__Exercise__:
Reproduce the listing that follows with no differences at all.

__Data for the task__:
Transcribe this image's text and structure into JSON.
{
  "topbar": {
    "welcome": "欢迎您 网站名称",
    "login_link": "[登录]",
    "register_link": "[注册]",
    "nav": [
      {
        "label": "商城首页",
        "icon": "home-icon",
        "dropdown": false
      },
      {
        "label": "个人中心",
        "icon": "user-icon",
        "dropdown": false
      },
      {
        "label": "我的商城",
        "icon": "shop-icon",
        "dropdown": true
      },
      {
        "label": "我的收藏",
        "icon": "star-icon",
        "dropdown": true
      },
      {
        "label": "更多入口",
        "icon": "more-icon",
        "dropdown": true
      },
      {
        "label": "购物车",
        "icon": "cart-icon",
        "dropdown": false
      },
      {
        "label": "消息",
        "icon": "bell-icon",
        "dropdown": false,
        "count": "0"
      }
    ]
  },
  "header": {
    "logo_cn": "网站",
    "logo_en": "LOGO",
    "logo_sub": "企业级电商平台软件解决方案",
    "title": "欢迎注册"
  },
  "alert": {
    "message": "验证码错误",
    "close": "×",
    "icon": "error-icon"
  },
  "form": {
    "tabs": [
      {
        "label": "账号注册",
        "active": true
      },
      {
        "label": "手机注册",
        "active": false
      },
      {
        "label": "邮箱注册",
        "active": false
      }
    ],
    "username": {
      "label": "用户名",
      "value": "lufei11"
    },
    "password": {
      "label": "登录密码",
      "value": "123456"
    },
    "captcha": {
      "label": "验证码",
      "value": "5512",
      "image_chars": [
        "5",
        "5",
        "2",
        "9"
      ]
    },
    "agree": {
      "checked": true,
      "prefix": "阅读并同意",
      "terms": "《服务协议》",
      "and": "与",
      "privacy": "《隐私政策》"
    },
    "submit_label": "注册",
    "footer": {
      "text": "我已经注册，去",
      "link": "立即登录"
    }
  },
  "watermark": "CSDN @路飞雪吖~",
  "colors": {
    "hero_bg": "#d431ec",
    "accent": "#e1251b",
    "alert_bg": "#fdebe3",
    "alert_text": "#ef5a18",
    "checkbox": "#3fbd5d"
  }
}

__Written answer__:
Transcribe this image's text and structure into JSON.
{
  "topbar": {
    "welcome": "欢迎您 网站名称",
    "login_link": "[登录]",
    "register_link": "[注册]",
    "nav": [
      {
        "label": "商城首页",
        "icon": "home-icon",
        "dropdown": false
      },
      {
        "label": "个人中心",
        "icon": "user-icon",
        "dropdown": false
      },
      {
        "label": "我的商城",
        "icon": "shop-icon",
        "dropdown": true
      },
      {
        "label": "我的收藏",
        "icon": "star-icon",
        "dropdown": true
      },
      {
        "label": "更多入口",
        "icon": "more-icon",
        "dropdown": true
      },
      {
        "label": "购物车",
        "icon": "cart-icon",
        "dropdown": false
      },
      {
        "label": "消息",
        "icon": "bell-icon",
        "dropdown": false,
        "count": "0"
      }
    ]
  },
  "header": {
    "logo_cn": "网站",
    "logo_en": "LOGO",
    "logo_sub": "企业级电商平台软件解决方案",
    "title": "欢迎注册"
  },
  "alert": {
    "message": "验证码错误",
    "close": "×",
    "icon": "error-icon"
  },
  "form": {
    "tabs": [
      {
        "label": "账号注册",
        "active": true
      },
      {
        "label": "手机注册",
        "active": false
      },
      {
        "label": "邮箱注册",
        "active": false
      }
    ],
    "username": {
      "label": "用户名",
      "value": "lufei11"
    },
    "password": {
      "label": "登录密码",
      "value": "123456"
    },
    "captcha": {
      "label": "验证码",
      "value": "5512",
      "image_chars": [
        "5",
        "5",
        "2",
        "9"
      ]
    },
    "agree": {
      "checked": true,
      "prefix": "阅读并同意",
      "terms": "《服务协议》",
      "and": "与",
      "privacy": "《隐私政策》"
    },
    "submit_label": "注册",
    "footer": {
      "text": "我已经注册，去",
      "link": "立即登录"
    }
  },
  "watermark": "CSDN @路飞雪吖~",
  "colors": {
    "hero_bg": "#d431ec",
    "accent": "#e1251b",
    "alert_bg": "#fdebe3",
    "alert_text": "#ef5a18",
    "checkbox": "#3fbd5d"
  }
}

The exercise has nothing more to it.